══ Given records ══

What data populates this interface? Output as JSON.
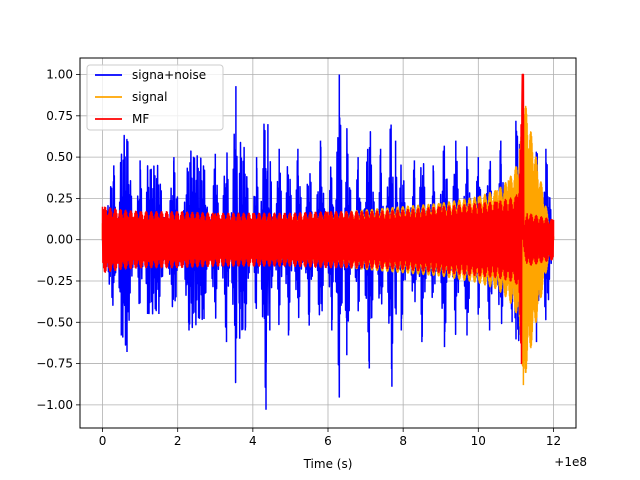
{
  "chart_data": {
    "type": "line",
    "title": "",
    "xlabel": "Time (s)",
    "ylabel": "",
    "x_offset_label": "+1e8",
    "xlim": [
      -0.6,
      12.6
    ],
    "ylim": [
      -1.14,
      1.1
    ],
    "x_ticks": [
      0,
      2,
      4,
      6,
      8,
      10,
      12
    ],
    "x_tick_labels": [
      "0",
      "2",
      "4",
      "6",
      "8",
      "10",
      "12"
    ],
    "y_ticks": [
      -1.0,
      -0.75,
      -0.5,
      -0.25,
      0.0,
      0.25,
      0.5,
      0.75,
      1.0
    ],
    "y_tick_labels": [
      "−1.00",
      "−0.75",
      "−0.50",
      "−0.25",
      "0.00",
      "0.25",
      "0.50",
      "0.75",
      "1.00"
    ],
    "grid": true,
    "legend_position": "top-left",
    "series": [
      {
        "name": "signa+noise",
        "color": "#0000ff",
        "x": [
          0.0,
          0.3,
          0.5,
          0.65,
          1.0,
          1.2,
          1.5,
          1.9,
          2.3,
          2.7,
          3.0,
          3.3,
          3.55,
          3.65,
          3.8,
          4.1,
          4.35,
          4.4,
          4.45,
          4.7,
          4.95,
          5.2,
          5.5,
          5.8,
          6.1,
          6.3,
          6.5,
          6.8,
          7.1,
          7.4,
          7.7,
          7.8,
          7.95,
          8.3,
          8.5,
          8.8,
          9.1,
          9.4,
          9.7,
          10.0,
          10.3,
          10.6,
          10.9,
          11.0,
          11.1,
          11.2,
          11.35,
          11.55,
          11.8,
          12.0
        ],
        "y": [
          0.0,
          0.45,
          -0.58,
          -0.68,
          0.48,
          -0.45,
          -0.45,
          0.5,
          -0.55,
          -0.48,
          0.52,
          -0.62,
          0.93,
          -0.6,
          -0.55,
          0.5,
          -1.03,
          0.7,
          -0.55,
          0.55,
          -0.58,
          0.55,
          -0.52,
          0.6,
          -0.55,
          1.0,
          -0.7,
          0.5,
          -0.78,
          0.55,
          -0.89,
          0.6,
          -0.55,
          0.48,
          -0.62,
          0.45,
          -0.65,
          0.6,
          -0.58,
          0.5,
          -0.55,
          0.6,
          -0.5,
          0.72,
          0.58,
          -0.55,
          0.5,
          -0.62,
          0.55,
          0.0
        ]
      },
      {
        "name": "signal",
        "color": "#ffa500",
        "x": [
          0.0,
          2.0,
          4.0,
          6.0,
          8.0,
          9.0,
          10.0,
          10.5,
          10.8,
          11.0,
          11.1,
          11.15,
          11.18,
          11.2,
          12.0
        ],
        "y": [
          0.1,
          0.12,
          0.14,
          0.16,
          0.2,
          0.22,
          0.26,
          0.3,
          0.36,
          0.44,
          0.55,
          0.65,
          0.98,
          -0.88,
          0.02
        ]
      },
      {
        "name": "MF",
        "color": "#ff0000",
        "x": [
          0.0,
          0.5,
          1.0,
          2.0,
          3.0,
          4.0,
          5.0,
          6.0,
          7.0,
          8.0,
          9.0,
          10.0,
          10.5,
          11.0,
          11.1,
          11.18,
          11.2,
          11.3,
          12.0
        ],
        "y": [
          0.2,
          0.18,
          0.17,
          0.17,
          0.16,
          0.16,
          0.16,
          0.17,
          0.17,
          0.18,
          0.2,
          0.22,
          0.23,
          0.26,
          0.4,
          1.0,
          0.05,
          0.16,
          0.12
        ]
      }
    ]
  }
}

═══

## Direction
Images do not belong in the copy; reproduce all other parts of the records above verbatim.

## Solution to the problem
What data populates this interface? Output as JSON.
{
  "chart_data": {
    "type": "line",
    "title": "",
    "xlabel": "Time (s)",
    "ylabel": "",
    "x_offset_label": "+1e8",
    "xlim": [
      -0.6,
      12.6
    ],
    "ylim": [
      -1.14,
      1.1
    ],
    "x_ticks": [
      0,
      2,
      4,
      6,
      8,
      10,
      12
    ],
    "x_tick_labels": [
      "0",
      "2",
      "4",
      "6",
      "8",
      "10",
      "12"
    ],
    "y_ticks": [
      -1.0,
      -0.75,
      -0.5,
      -0.25,
      0.0,
      0.25,
      0.5,
      0.75,
      1.0
    ],
    "y_tick_labels": [
      "−1.00",
      "−0.75",
      "−0.50",
      "−0.25",
      "0.00",
      "0.25",
      "0.50",
      "0.75",
      "1.00"
    ],
    "grid": true,
    "legend_position": "top-left",
    "series": [
      {
        "name": "signa+noise",
        "color": "#0000ff",
        "x": [
          0.0,
          0.3,
          0.5,
          0.65,
          1.0,
          1.2,
          1.5,
          1.9,
          2.3,
          2.7,
          3.0,
          3.3,
          3.55,
          3.65,
          3.8,
          4.1,
          4.35,
          4.4,
          4.45,
          4.7,
          4.95,
          5.2,
          5.5,
          5.8,
          6.1,
          6.3,
          6.5,
          6.8,
          7.1,
          7.4,
          7.7,
          7.8,
          7.95,
          8.3,
          8.5,
          8.8,
          9.1,
          9.4,
          9.7,
          10.0,
          10.3,
          10.6,
          10.9,
          11.0,
          11.1,
          11.2,
          11.35,
          11.55,
          11.8,
          12.0
        ],
        "y": [
          0.0,
          0.45,
          -0.58,
          -0.68,
          0.48,
          -0.45,
          -0.45,
          0.5,
          -0.55,
          -0.48,
          0.52,
          -0.62,
          0.93,
          -0.6,
          -0.55,
          0.5,
          -1.03,
          0.7,
          -0.55,
          0.55,
          -0.58,
          0.55,
          -0.52,
          0.6,
          -0.55,
          1.0,
          -0.7,
          0.5,
          -0.78,
          0.55,
          -0.89,
          0.6,
          -0.55,
          0.48,
          -0.62,
          0.45,
          -0.65,
          0.6,
          -0.58,
          0.5,
          -0.55,
          0.6,
          -0.5,
          0.72,
          0.58,
          -0.55,
          0.5,
          -0.62,
          0.55,
          0.0
        ]
      },
      {
        "name": "signal",
        "color": "#ffa500",
        "x": [
          0.0,
          2.0,
          4.0,
          6.0,
          8.0,
          9.0,
          10.0,
          10.5,
          10.8,
          11.0,
          11.1,
          11.15,
          11.18,
          11.2,
          12.0
        ],
        "y": [
          0.1,
          0.12,
          0.14,
          0.16,
          0.2,
          0.22,
          0.26,
          0.3,
          0.36,
          0.44,
          0.55,
          0.65,
          0.98,
          -0.88,
          0.02
        ]
      },
      {
        "name": "MF",
        "color": "#ff0000",
        "x": [
          0.0,
          0.5,
          1.0,
          2.0,
          3.0,
          4.0,
          5.0,
          6.0,
          7.0,
          8.0,
          9.0,
          10.0,
          10.5,
          11.0,
          11.1,
          11.18,
          11.2,
          11.3,
          12.0
        ],
        "y": [
          0.2,
          0.18,
          0.17,
          0.17,
          0.16,
          0.16,
          0.16,
          0.17,
          0.17,
          0.18,
          0.2,
          0.22,
          0.23,
          0.26,
          0.4,
          1.0,
          0.05,
          0.16,
          0.12
        ]
      }
    ]
  }
}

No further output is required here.